*Parts of the exercise:*
1. According to the court opinion, what admission fee did the stadium charge an adult spectator?
2. Copy out the lines of the listing word for word, starting with its first line and going on through the line with "feature-icon-circle (361, 676, 471, 786)", both ends included.

*Text shown:*
━━━━━━
Mayor v. Harris, A16A0945
Decision Date | 15 November 2016 |
Docket Number | A16A0945 |
Parties | The MAYOR and Aldermen of the City of Garden City v. HARRIS et al. |
Court | Georgia Court of Appeals |
Patrick T. O'Connor, David Bobo Mullens III, Savannah, for Appellant.
Christopher Dorian Britt, Jeremy Springer McKenzie, Savannah, for Appellee.
Willie and Kristy Harris, individually and on behalf of their minor daughter, Riley Harris, sued The Mayor and Aldermen of the City of Garden City, Georgia (the "City") seeking to recover damages arising from injuries Riley suffered when, while attending a youth football game at a stadium owned and operated by the City, she fell through the bleachers. The City moved for summary judgment on the grounds, inter alia, that it was immune from liability under the Recreational Property Act, OCGA § 51–3–20 et seq. (the "RPA"), because the stadium was available to the public for recreational purposes. The trial court denied the City's motion, finding that, because the stadium was not open to the general public at no charge, the RPA did not protect the City from liability. This Court granted the City's application for leave to file an interlocutory appeal. For the reasons set forth below, we agree with the trial court and affirm.
On appeal from the grant of summary judgment, we construe the evidence most favorably towards the nonmoving party, who is given the benefit of all reasonable doubts and possible inferences. The party opposing summary judgment is not required to produce evidence demanding judgment for it, but is only required to present evidence that raises a genuine issue of material fact. Our review of the grant or denial of a motion for summary judgment is de novo.
(Citation and punctuation omitted.) Nguyen v. Southwestern Emergency Physicians, P.C. , 298 Ga. 75, 82 (3), 779 S.E.2d 334 (2015).
So viewed, the record shows that on November 10, 2012, the Harris family, including Willie and Kristy Harris and their daughter, Riley, attended a youth football game at the Garden City Stadium, a facility owned and maintained by the City. The only entrance to the stadium, which was surrounded by a gate on which was placed a "no trespassing sign," was through a gate adjacent to the ticket booth. Spectators over the age of six were charged an admission fee in the amount of $2 for an adult and $1 for a student. The Harrises paid the fee for themselves and one of their older children. As Riley and her sister were then six years old, they were admitted without charge.
During the game, Riley and her siblings left their seats on the upper section of the stadium's bleachers to visit the concession stand. Riley bought a pickle and walked back toward her seat. As she was walking across the bleachers, she slipped and fell between the bench seats and to ground below, suffering injury.
The Harrises, individually and on behalf of Riley, filed this personal injury action against the City asserting claims for premises liability, negligence, and negligence per se. The City moved for summary judgment on the ground that, among other things, it was shielded from liability by the RPA. The trial court denied the City's motion, but certified its order for immediate review.
━━━━━━
*Listing:*
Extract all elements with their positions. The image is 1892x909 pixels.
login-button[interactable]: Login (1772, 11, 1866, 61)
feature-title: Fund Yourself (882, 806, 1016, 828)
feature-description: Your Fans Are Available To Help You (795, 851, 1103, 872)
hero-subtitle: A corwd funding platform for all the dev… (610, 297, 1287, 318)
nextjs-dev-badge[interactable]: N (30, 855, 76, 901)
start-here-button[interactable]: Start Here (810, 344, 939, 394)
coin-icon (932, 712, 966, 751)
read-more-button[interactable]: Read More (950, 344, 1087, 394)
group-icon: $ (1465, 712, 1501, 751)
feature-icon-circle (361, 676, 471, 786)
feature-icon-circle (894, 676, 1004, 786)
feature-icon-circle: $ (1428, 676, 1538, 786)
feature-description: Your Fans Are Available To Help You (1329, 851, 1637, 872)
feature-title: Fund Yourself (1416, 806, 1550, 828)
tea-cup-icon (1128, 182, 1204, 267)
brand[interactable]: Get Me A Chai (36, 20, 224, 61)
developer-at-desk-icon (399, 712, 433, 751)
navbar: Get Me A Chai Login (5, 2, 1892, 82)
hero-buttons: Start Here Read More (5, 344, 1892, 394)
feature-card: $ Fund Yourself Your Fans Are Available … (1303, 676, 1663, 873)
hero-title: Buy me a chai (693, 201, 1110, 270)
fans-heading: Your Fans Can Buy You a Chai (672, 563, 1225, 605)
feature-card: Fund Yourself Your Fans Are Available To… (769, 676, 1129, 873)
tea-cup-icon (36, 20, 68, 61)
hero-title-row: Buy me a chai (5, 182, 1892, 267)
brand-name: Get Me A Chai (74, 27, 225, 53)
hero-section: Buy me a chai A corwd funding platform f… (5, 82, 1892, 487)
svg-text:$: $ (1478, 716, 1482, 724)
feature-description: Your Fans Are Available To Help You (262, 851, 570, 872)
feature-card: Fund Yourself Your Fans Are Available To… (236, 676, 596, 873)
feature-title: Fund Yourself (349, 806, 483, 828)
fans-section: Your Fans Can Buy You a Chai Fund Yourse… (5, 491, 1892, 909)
━━━━━━
*Task-by-task answers:*
1. An adult was charged $2.

2.
Extract all elements with their positions. The image is 1892x909 pixels.
login-button[interactable]: Login (1772, 11, 1866, 61)
feature-title: Fund Yourself (882, 806, 1016, 828)
feature-description: Your Fans Are Available To Help You (795, 851, 1103, 872)
hero-subtitle: A corwd funding platform for all the dev… (610, 297, 1287, 318)
nextjs-dev-badge[interactable]: N (30, 855, 76, 901)
start-here-button[interactable]: Start Here (810, 344, 939, 394)
coin-icon (932, 712, 966, 751)
read-more-button[interactable]: Read More (950, 344, 1087, 394)
group-icon: $ (1465, 712, 1501, 751)
feature-icon-circle (361, 676, 471, 786)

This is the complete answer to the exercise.